Welcome to Wrexham is an American sports documentary series that premiered on August 24, 2022, on FX. The series documents the events of Welsh association football club Wrexham A.F.C., as told by the club's owners Rob McElhenney and Ryan Reynolds.

Background
In September 2020, American actor Rob McElhenney and Canadian-American actor Ryan Reynolds announced their intention to buy Wrexham A.F.C., a Welsh professional association football club based in the Racecourse Ground in Wrexham, North East Wales in the United Kingdom. The company RR McReynolds was set up by November 2020, and the deal was completed in February 2021. As of the purchase, Wrexham A.F.C. played in the National League, the fifth tier of English football, below the Premier League and the three tiers of the English football league system.

At the time, the non-league football team was described to be "struggling". Following the suspension of the 2019–20 National League in March 2020 after the outbreak of the COVID-19 pandemic in the United Kingdom, Wrexham A.F.C. was said to have furloughed staff and players, and the club was experiencing a "threat to the[ir] continued existence". Prior to the pair's purchase, Wrexham A.F.C. was owned by the Wrexham Supporter's Trust, a fan-operated company, since 2011. The trust approved McElhenney and Reynolds' £2 million takeover by 98.6%. Following the purchase, Wrexham A.F.C.'s Twitter account posted a skit with McElhenney and Reynolds performing a parody advert for Ifor Williams Trailers, then the only sponsor for Wrexham A.F.C. Following the takeover by an intermediary, McElhenney and Reynolds attended their first ever game since becoming the club's new owners at Maidenhead, a 3–2 defeat in October 2021.
#####
What this task involves: Carry on the article about the Welcome to Wrexham documentary series from the point where it ends.
#####
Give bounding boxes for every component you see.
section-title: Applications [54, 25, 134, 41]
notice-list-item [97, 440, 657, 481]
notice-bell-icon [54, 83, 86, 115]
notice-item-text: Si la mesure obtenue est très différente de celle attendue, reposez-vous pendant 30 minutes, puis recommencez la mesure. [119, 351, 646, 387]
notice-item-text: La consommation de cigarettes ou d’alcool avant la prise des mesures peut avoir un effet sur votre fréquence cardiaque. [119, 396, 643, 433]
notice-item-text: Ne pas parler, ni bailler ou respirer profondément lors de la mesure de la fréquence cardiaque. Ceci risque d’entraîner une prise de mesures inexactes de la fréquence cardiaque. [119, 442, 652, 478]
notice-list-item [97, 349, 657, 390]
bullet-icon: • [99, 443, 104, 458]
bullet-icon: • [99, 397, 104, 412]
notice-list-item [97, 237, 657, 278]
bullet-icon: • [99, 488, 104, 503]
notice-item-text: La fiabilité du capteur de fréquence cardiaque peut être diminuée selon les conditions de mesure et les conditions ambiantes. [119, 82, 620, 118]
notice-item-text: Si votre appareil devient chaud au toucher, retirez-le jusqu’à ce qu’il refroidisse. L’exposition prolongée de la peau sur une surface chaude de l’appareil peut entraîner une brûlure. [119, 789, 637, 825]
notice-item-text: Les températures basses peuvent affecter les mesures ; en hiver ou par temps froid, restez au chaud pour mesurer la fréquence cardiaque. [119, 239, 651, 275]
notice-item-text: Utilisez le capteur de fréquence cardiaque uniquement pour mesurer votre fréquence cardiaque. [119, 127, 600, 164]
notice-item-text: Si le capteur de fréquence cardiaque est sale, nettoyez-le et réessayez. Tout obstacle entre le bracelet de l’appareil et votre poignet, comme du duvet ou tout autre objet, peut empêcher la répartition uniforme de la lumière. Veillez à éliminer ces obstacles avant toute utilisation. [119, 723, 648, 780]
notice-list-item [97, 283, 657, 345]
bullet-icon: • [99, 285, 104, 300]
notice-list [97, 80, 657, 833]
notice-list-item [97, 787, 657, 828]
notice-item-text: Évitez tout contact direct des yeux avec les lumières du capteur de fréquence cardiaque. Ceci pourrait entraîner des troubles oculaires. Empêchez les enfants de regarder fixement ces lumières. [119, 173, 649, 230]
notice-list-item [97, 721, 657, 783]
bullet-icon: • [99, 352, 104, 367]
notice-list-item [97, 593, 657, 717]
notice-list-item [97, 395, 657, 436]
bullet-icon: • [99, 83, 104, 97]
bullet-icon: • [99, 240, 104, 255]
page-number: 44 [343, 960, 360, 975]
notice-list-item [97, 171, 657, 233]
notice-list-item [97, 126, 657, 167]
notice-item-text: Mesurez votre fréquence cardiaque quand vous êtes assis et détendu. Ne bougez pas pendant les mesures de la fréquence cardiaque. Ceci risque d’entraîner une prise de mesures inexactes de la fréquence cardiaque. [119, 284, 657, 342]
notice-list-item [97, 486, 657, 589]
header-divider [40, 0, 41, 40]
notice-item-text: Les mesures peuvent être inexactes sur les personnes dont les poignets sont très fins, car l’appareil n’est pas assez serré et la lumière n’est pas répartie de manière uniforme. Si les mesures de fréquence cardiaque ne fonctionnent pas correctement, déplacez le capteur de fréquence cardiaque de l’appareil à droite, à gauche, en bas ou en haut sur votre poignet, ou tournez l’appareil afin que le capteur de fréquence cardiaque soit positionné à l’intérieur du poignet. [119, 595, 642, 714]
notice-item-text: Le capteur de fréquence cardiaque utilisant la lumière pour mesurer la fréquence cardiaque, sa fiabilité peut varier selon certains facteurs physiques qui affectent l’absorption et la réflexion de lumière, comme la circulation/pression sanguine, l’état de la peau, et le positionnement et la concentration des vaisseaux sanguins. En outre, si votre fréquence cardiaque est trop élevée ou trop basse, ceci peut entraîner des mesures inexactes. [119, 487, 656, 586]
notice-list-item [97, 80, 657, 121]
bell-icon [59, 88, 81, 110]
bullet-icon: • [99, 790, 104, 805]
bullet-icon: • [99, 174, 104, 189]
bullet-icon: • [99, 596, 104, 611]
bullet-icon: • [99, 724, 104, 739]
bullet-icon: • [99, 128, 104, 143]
#####
Output of the exercise:
Management before 2011 was described to have "mismanaged the club to the point of near collapse", with fans "starting to fall out of love with it". The club was served with a winding-up order in 2011.

The series is said to be inspired by Sunderland 'Til I Die, which prompted McElhenney to be interested in buying an association football club, as well as the influence of Humphrey Ker, who was also interested in purchasing a club. Ker was said to have been always watching association football in the writer's room of McElhenney's show Mythic Quest, causing McElhenney to become interested as well, particularly "the idea of promotion and demotion", which McElhenney said was "incredible to me". McElhenney also joked that he only had "TV money" and needed "superhero, movie star money". Ker described himself as "Rob and Ryan's representative" to the club as the pair's inside operations person.

Synopsis
The series centers on the Hollywood pair's attempts to revive the third-oldest professional association football team in the world, founded in 1864, and how the team has performed under the pair's ownership. The pair have no known experience in managing a sports team. The series would also highlight the pair's hopes in improving the team and bringing positive change to the local Wrexham community.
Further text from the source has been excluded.